# Data start
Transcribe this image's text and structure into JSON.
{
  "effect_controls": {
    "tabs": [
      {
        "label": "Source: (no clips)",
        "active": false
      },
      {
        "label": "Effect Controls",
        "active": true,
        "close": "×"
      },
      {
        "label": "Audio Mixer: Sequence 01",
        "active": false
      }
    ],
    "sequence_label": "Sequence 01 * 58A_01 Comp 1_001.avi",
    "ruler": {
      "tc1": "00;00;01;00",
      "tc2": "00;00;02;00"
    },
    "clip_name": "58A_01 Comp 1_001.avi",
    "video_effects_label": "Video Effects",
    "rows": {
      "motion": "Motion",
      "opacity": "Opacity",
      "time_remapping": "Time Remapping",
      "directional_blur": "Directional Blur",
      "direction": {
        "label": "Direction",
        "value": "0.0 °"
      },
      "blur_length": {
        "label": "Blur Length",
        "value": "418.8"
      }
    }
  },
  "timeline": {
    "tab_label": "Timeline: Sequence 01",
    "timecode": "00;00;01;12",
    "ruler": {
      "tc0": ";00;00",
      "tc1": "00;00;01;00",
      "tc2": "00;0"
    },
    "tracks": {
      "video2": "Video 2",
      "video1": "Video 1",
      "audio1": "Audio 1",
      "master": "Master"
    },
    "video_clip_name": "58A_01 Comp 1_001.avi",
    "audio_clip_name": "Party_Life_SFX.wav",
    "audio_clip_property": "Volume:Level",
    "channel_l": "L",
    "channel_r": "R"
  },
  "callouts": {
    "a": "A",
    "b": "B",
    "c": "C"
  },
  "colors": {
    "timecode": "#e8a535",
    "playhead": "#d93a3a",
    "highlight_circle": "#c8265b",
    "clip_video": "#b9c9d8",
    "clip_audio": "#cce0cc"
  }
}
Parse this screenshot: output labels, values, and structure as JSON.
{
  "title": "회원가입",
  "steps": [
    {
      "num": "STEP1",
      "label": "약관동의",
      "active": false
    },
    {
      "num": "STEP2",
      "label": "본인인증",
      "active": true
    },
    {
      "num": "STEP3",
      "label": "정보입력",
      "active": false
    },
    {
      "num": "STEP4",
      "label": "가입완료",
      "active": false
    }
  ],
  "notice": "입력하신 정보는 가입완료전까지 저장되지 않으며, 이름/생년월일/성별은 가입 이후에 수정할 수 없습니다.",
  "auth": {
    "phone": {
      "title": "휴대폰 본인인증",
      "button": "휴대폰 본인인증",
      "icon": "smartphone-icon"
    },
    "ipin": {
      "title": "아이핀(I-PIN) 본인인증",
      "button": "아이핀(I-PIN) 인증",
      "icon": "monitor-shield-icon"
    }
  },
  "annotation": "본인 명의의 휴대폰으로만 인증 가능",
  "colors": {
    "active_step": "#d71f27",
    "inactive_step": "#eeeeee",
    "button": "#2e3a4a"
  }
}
# Data end
## Task requirements
Reproduce every line of the material above exactly.

## Finished answer
Transcribe this image's text and structure into JSON.
{
  "effect_controls": {
    "tabs": [
      {
        "label": "Source: (no clips)",
        "active": false
      },
      {
        "label": "Effect Controls",
        "active": true,
        "close": "×"
      },
      {
        "label": "Audio Mixer: Sequence 01",
        "active": false
      }
    ],
    "sequence_label": "Sequence 01 * 58A_01 Comp 1_001.avi",
    "ruler": {
      "tc1": "00;00;01;00",
      "tc2": "00;00;02;00"
    },
    "clip_name": "58A_01 Comp 1_001.avi",
    "video_effects_label": "Video Effects",
    "rows": {
      "motion": "Motion",
      "opacity": "Opacity",
      "time_remapping": "Time Remapping",
      "directional_blur": "Directional Blur",
      "direction": {
        "label": "Direction",
        "value": "0.0 °"
      },
      "blur_length": {
        "label": "Blur Length",
        "value": "418.8"
      }
    }
  },
  "timeline": {
    "tab_label": "Timeline: Sequence 01",
    "timecode": "00;00;01;12",
    "ruler": {
      "tc0": ";00;00",
      "tc1": "00;00;01;00",
      "tc2": "00;0"
    },
    "tracks": {
      "video2": "Video 2",
      "video1": "Video 1",
      "audio1": "Audio 1",
      "master": "Master"
    },
    "video_clip_name": "58A_01 Comp 1_001.avi",
    "audio_clip_name": "Party_Life_SFX.wav",
    "audio_clip_property": "Volume:Level",
    "channel_l": "L",
    "channel_r": "R"
  },
  "callouts": {
    "a": "A",
    "b": "B",
    "c": "C"
  },
  "colors": {
    "timecode": "#e8a535",
    "playhead": "#d93a3a",
    "highlight_circle": "#c8265b",
    "clip_video": "#b9c9d8",
    "clip_audio": "#cce0cc"
  }
}
Parse this screenshot: output labels, values, and structure as JSON.
{
  "title": "회원가입",
  "steps": [
    {
      "num": "STEP1",
      "label": "약관동의",
      "active": false
    },
    {
      "num": "STEP2",
      "label": "본인인증",
      "active": true
    },
    {
      "num": "STEP3",
      "label": "정보입력",
      "active": false
    },
    {
      "num": "STEP4",
      "label": "가입완료",
      "active": false
    }
  ],
  "notice": "입력하신 정보는 가입완료전까지 저장되지 않으며, 이름/생년월일/성별은 가입 이후에 수정할 수 없습니다.",
  "auth": {
    "phone": {
      "title": "휴대폰 본인인증",
      "button": "휴대폰 본인인증",
      "icon": "smartphone-icon"
    },
    "ipin": {
      "title": "아이핀(I-PIN) 본인인증",
      "button": "아이핀(I-PIN) 인증",
      "icon": "monitor-shield-icon"
    }
  },
  "annotation": "본인 명의의 휴대폰으로만 인증 가능",
  "colors": {
    "active_step": "#d71f27",
    "inactive_step": "#eeeeee",
    "button": "#2e3a4a"
  }
}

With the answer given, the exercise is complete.